Given request: Everything in the listing should be restated word for word.

-- BEGIN The input --

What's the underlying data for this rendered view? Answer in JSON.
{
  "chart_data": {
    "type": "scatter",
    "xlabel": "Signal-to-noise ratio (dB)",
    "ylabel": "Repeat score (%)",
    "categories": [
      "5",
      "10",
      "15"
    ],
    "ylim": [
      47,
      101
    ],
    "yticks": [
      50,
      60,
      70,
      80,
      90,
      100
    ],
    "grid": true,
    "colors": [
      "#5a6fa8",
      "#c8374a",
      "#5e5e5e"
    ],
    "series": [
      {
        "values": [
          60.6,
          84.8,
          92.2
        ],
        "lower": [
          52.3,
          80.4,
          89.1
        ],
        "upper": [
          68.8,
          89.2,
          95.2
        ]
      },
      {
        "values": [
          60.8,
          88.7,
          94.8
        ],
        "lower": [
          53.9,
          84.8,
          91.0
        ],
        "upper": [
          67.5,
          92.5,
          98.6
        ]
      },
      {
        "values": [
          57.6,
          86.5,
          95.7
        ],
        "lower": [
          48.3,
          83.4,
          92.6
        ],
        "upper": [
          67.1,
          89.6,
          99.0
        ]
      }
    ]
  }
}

-- END The input --

Answer in full:
What's the underlying data for this rendered view? Answer in JSON.
{
  "chart_data": {
    "type": "scatter",
    "xlabel": "Signal-to-noise ratio (dB)",
    "ylabel": "Repeat score (%)",
    "categories": [
      "5",
      "10",
      "15"
    ],
    "ylim": [
      47,
      101
    ],
    "yticks": [
      50,
      60,
      70,
      80,
      90,
      100
    ],
    "grid": true,
    "colors": [
      "#5a6fa8",
      "#c8374a",
      "#5e5e5e"
    ],
    "series": [
      {
        "values": [
          60.6,
          84.8,
          92.2
        ],
        "lower": [
          52.3,
          80.4,
          89.1
        ],
        "upper": [
          68.8,
          89.2,
          95.2
        ]
      },
      {
        "values": [
          60.8,
          88.7,
          94.8
        ],
        "lower": [
          53.9,
          84.8,
          91.0
        ],
        "upper": [
          67.5,
          92.5,
          98.6
        ]
      },
      {
        "values": [
          57.6,
          86.5,
          95.7
        ],
        "lower": [
          48.3,
          83.4,
          92.6
        ],
        "upper": [
          67.1,
          89.6,
          99.0
        ]
      }
    ]
  }
}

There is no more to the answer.